Records provided:
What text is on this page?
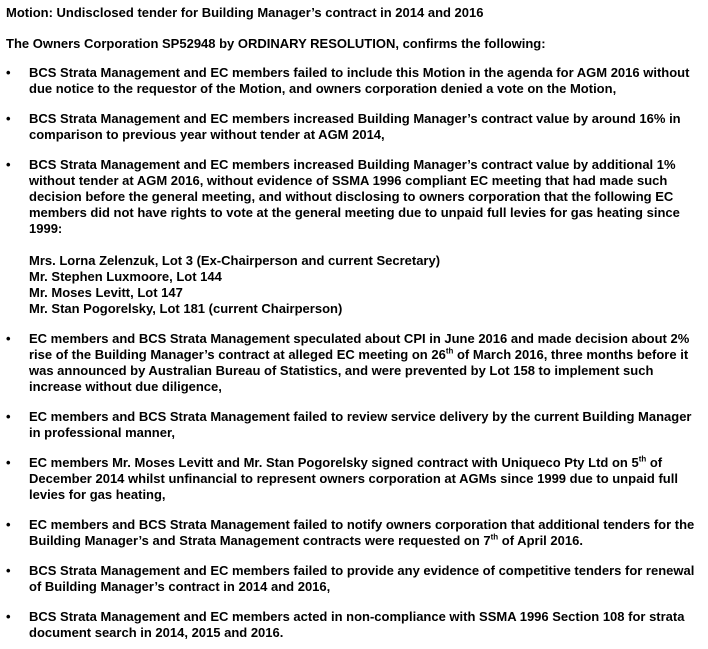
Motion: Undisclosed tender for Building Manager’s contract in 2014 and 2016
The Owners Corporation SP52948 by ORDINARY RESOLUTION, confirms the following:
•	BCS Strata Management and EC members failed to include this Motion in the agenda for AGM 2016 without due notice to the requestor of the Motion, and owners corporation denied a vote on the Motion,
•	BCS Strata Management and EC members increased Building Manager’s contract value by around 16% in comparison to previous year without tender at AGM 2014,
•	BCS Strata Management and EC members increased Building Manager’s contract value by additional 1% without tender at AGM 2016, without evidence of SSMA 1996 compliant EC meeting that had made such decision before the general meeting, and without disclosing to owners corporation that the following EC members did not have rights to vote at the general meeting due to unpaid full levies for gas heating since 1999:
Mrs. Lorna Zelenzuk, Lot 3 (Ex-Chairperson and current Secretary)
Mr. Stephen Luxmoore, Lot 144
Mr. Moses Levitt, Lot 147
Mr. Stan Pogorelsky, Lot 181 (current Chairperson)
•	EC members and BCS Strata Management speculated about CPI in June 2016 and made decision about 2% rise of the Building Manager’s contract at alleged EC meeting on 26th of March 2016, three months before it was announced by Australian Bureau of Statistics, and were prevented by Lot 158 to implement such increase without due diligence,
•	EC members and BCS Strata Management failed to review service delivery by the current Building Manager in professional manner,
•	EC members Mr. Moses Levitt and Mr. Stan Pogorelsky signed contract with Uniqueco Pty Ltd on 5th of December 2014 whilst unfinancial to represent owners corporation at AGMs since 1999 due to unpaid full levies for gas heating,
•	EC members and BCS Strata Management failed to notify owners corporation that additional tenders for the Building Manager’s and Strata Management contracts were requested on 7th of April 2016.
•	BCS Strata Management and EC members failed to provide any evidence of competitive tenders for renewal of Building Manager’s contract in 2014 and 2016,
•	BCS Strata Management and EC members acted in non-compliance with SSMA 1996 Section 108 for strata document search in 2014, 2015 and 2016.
...
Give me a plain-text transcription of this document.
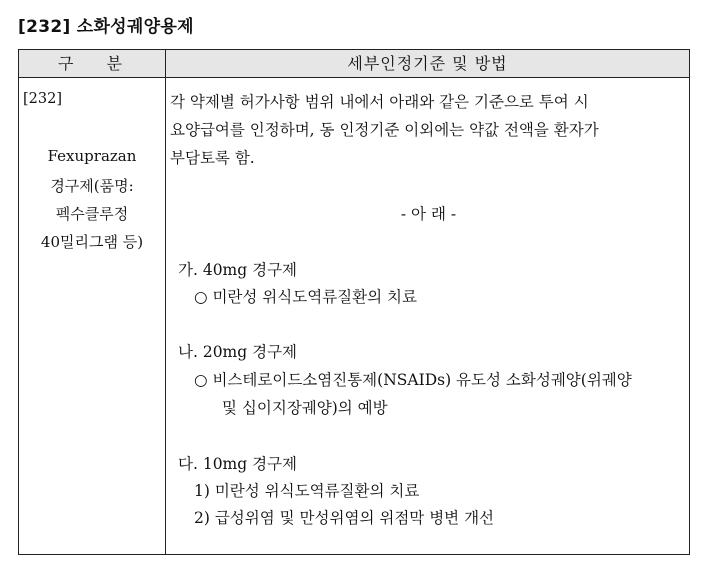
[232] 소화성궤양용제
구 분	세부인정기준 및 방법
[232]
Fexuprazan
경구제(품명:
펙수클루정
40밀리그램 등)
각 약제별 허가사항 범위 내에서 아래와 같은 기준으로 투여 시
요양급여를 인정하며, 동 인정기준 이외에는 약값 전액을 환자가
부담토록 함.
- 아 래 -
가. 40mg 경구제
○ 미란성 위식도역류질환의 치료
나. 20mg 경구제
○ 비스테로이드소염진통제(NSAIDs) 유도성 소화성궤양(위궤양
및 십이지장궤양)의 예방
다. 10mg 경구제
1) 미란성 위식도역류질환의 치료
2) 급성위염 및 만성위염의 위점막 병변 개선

What you need to do: Scan the lines for the string "Levitt". Copy out each line that matches.

Problem solution:
Mr. Moses Levitt, Lot 147
•	EC members Mr. Moses Levitt and Mr. Stan Pogorelsky signed contract with Uniqueco Pty Ltd on 5th of December 2014 whilst unfinancial to represent owners corporation at AGMs since 1999 due to unpaid full levies for gas heating,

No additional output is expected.